Entries:
◇ ◇ ◇ ◇ ◇ ◇ ◇

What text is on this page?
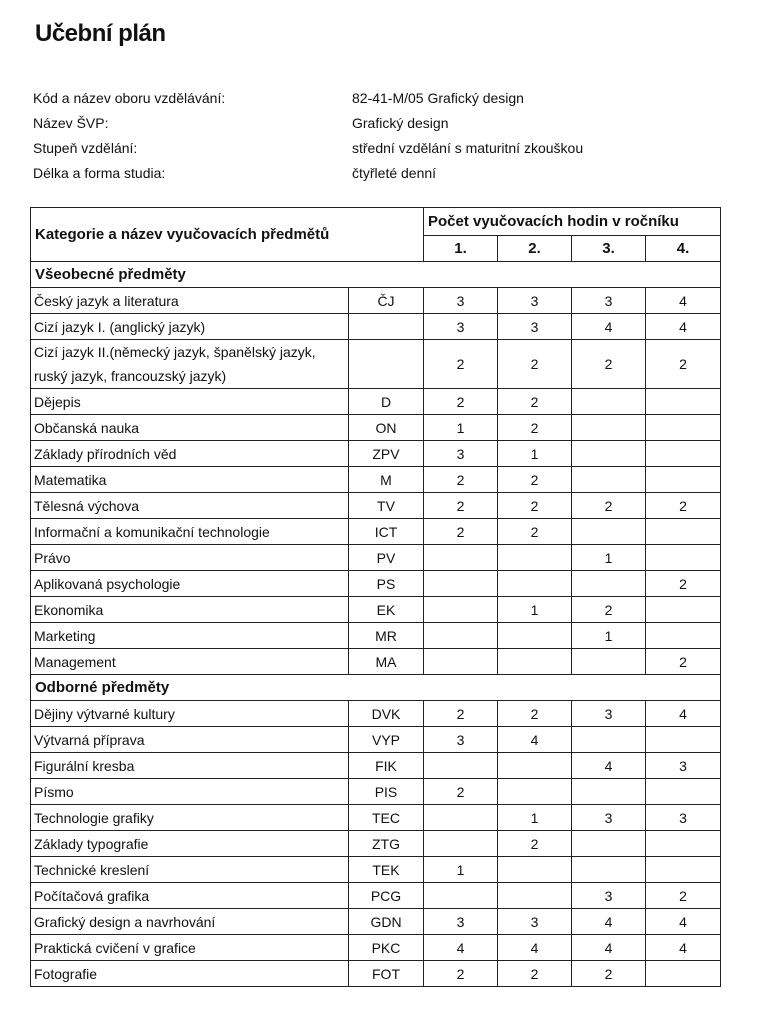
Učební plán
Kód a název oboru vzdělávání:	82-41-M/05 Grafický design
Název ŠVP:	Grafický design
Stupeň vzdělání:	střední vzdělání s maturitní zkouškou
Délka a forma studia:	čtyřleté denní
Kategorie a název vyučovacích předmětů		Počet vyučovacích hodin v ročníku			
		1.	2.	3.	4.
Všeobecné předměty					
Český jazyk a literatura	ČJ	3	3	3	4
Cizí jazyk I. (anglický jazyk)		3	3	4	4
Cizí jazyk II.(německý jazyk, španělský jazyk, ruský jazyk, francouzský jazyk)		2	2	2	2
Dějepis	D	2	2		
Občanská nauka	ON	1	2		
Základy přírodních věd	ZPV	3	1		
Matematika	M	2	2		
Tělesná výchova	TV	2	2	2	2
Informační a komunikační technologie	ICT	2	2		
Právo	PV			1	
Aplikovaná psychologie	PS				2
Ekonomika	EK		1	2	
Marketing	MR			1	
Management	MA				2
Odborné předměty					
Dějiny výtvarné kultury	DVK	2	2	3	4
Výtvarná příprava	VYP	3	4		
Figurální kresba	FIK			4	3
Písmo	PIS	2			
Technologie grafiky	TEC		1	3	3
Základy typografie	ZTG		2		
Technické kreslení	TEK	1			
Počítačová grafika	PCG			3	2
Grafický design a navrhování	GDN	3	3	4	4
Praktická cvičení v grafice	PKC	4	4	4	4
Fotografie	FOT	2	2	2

◇ ◇ ◇ ◇ ◇ ◇ ◇

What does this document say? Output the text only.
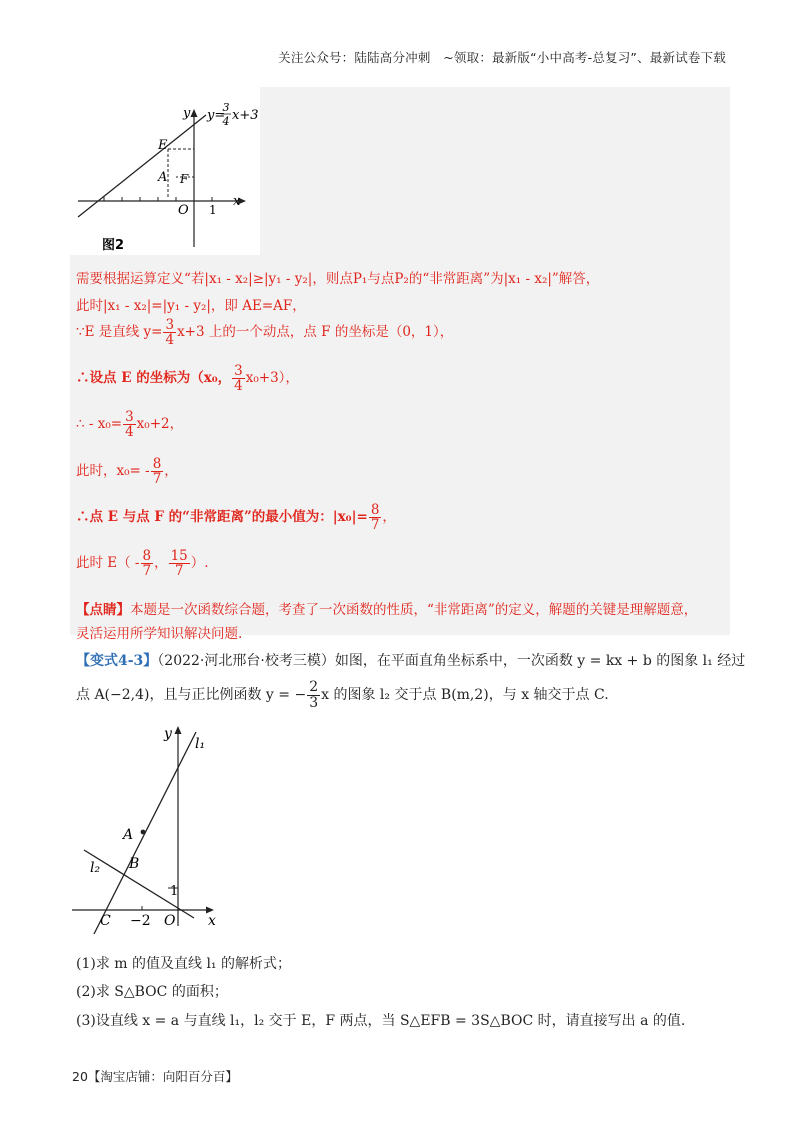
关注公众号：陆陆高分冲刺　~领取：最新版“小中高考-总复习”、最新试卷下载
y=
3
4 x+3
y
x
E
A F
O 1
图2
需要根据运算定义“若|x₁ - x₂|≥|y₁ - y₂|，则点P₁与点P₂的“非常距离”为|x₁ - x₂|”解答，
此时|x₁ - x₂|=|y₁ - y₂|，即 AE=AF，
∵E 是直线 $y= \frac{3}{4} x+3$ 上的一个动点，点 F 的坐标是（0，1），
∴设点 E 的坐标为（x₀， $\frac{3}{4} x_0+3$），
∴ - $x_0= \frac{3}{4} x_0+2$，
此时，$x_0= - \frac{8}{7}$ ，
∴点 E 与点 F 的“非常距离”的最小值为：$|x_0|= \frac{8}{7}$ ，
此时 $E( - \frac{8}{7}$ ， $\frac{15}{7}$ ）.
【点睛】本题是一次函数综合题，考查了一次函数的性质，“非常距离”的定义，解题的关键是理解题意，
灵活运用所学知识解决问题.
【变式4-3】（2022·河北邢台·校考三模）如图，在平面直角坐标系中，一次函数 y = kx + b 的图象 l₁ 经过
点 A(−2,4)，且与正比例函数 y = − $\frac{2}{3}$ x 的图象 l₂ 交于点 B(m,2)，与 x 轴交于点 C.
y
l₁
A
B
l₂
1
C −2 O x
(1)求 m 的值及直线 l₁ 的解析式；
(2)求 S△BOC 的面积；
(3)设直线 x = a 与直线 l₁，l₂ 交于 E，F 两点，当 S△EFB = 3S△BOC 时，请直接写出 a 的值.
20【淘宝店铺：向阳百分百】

◇ ◇ ◇ ◇ ◇ ◇ ◇

Find how many of the lines above have the word "předměty" in them. State only that number.

Finished exercise: 2